## What you are asked to do
How many lines of these records hold the string "open"? Reply with the number alone.

Collected data:
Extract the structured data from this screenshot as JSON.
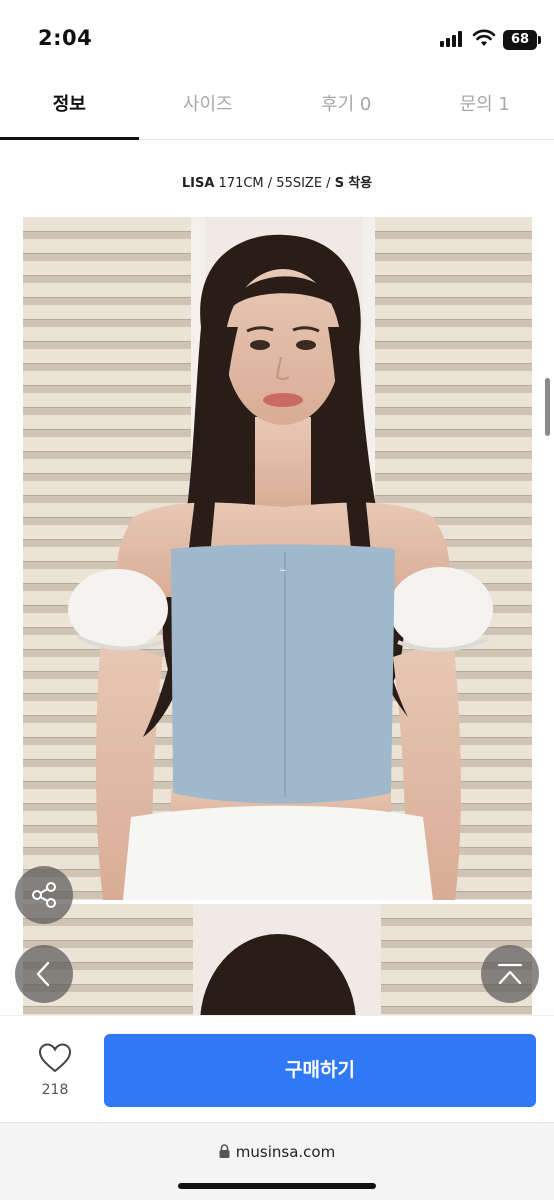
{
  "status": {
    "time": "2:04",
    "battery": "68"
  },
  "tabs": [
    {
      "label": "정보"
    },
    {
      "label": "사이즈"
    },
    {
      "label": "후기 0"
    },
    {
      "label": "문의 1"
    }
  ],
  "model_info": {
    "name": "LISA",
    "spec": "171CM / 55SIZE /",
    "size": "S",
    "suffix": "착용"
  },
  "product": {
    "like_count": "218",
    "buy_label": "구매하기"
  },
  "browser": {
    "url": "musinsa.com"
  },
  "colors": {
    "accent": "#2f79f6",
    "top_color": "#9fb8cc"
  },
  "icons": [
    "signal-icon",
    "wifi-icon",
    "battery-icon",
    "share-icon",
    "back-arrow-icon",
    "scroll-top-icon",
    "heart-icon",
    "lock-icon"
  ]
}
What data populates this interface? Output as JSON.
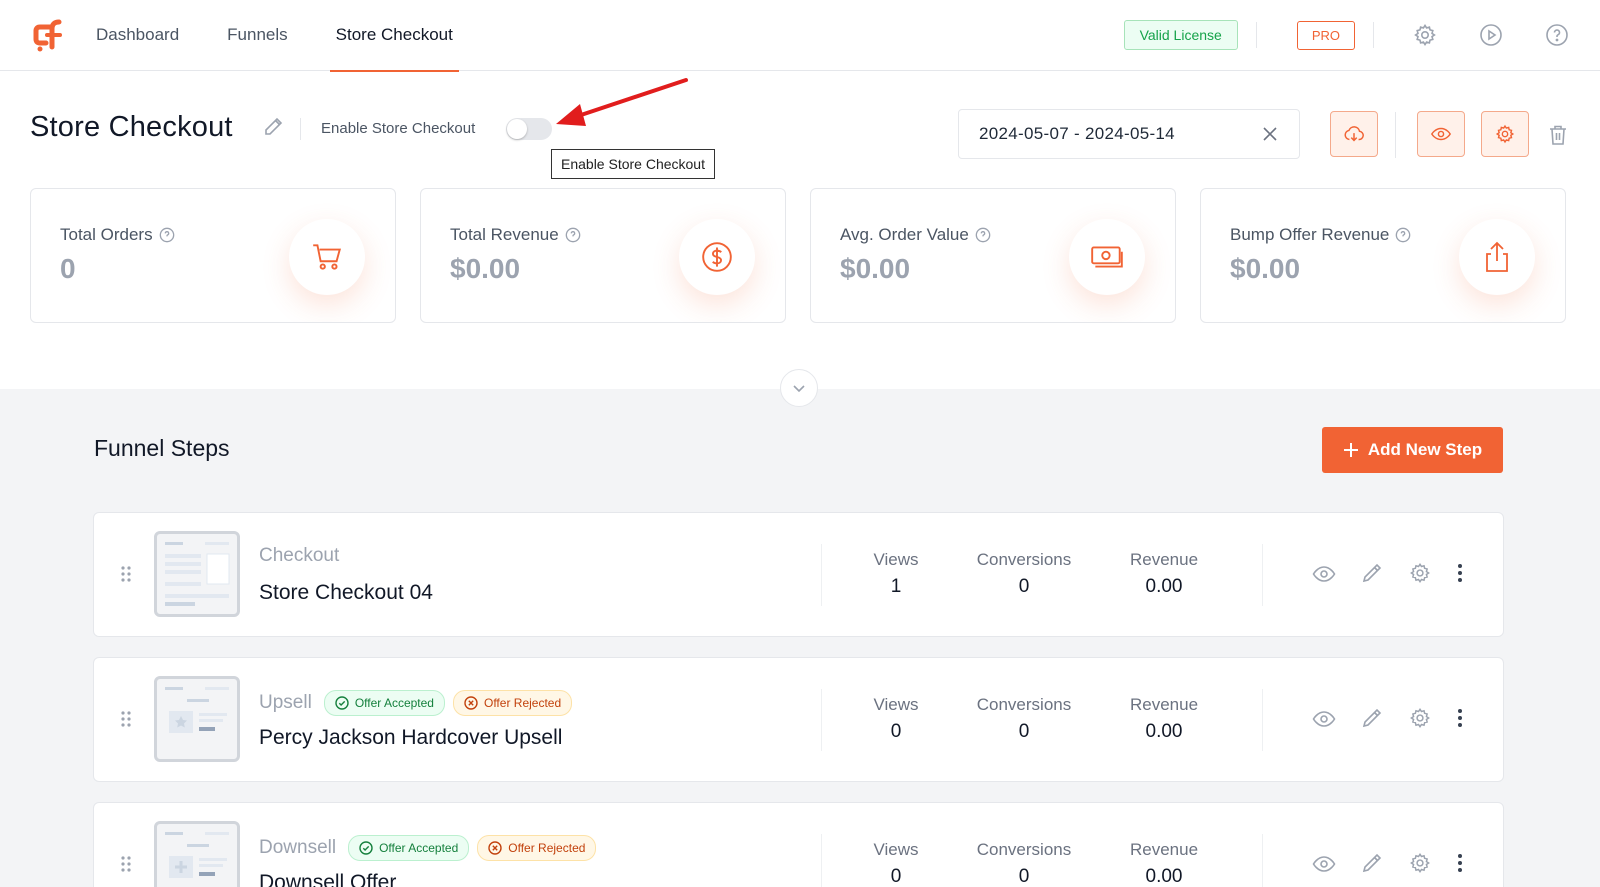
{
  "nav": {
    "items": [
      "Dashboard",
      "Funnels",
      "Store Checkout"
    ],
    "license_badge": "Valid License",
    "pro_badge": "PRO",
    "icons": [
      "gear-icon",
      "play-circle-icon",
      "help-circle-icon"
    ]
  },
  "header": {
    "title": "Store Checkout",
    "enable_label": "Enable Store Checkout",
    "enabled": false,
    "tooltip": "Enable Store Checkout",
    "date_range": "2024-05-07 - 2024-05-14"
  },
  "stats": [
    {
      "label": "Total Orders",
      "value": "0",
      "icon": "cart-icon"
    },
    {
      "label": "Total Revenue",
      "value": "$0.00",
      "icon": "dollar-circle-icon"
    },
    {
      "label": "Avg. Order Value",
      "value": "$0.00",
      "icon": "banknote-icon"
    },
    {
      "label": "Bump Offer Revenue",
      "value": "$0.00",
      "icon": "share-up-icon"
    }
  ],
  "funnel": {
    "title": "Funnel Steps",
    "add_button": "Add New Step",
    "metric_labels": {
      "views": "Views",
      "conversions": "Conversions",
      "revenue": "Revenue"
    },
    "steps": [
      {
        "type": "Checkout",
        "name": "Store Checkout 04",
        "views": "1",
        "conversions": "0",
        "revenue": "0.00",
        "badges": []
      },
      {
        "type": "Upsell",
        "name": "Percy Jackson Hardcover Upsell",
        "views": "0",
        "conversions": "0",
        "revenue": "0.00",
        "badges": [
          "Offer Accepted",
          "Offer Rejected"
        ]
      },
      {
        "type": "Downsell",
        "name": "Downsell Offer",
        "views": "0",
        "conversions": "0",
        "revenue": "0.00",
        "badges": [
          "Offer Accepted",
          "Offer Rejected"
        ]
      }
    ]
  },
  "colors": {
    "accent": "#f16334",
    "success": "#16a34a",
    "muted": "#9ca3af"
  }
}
---
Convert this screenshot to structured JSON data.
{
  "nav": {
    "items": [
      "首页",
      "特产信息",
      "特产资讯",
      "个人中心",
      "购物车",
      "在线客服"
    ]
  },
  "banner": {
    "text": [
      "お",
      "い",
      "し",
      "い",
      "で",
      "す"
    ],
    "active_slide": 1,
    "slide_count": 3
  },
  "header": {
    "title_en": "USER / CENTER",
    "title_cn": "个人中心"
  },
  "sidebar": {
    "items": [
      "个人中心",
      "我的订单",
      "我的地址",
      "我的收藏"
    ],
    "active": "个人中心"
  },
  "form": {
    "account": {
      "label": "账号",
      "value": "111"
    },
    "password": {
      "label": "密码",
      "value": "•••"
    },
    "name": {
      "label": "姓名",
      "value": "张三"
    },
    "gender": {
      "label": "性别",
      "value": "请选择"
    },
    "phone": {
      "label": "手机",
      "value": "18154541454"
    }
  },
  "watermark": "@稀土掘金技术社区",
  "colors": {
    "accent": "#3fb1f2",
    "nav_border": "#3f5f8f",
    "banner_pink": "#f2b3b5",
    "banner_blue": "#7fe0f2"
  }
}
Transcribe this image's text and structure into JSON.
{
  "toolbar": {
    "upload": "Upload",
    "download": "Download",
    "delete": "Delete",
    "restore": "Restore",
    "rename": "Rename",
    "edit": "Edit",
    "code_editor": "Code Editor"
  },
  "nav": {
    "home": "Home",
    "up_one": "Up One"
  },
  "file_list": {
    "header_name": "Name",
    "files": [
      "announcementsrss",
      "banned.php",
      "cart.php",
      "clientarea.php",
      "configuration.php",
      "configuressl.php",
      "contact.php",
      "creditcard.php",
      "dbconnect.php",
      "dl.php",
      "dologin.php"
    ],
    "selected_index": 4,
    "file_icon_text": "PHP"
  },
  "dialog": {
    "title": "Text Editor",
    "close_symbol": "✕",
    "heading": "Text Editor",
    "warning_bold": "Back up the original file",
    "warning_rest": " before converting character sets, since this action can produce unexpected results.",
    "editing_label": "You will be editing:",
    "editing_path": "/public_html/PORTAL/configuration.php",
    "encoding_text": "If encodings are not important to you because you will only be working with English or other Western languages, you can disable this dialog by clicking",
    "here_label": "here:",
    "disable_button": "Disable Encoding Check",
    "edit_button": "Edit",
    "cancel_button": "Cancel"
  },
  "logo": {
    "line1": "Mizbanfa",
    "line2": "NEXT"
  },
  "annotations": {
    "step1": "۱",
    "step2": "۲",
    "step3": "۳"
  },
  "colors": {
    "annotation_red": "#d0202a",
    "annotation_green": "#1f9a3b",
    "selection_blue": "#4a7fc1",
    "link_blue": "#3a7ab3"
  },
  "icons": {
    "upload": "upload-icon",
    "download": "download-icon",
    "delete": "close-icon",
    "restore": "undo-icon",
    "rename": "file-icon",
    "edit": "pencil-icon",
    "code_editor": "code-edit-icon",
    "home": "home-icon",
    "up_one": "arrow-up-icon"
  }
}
--
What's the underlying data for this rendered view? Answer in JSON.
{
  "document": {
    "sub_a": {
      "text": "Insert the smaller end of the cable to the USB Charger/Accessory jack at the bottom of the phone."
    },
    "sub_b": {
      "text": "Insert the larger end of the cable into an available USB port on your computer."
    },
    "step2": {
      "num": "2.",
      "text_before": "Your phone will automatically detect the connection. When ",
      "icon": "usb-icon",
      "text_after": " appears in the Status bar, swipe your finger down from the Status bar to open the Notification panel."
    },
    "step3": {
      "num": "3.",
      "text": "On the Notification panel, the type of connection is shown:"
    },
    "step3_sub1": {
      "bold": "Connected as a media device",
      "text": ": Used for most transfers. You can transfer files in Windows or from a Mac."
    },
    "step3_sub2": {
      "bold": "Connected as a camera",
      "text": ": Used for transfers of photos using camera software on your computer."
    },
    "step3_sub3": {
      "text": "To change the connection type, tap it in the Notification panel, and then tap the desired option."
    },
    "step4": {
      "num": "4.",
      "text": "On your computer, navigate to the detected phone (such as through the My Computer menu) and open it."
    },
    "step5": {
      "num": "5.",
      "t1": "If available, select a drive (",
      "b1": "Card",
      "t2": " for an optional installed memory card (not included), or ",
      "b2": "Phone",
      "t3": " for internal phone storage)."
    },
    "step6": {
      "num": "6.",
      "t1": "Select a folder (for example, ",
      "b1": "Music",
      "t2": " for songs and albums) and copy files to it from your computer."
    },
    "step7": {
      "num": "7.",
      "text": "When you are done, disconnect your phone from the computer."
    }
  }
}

## Completed task
2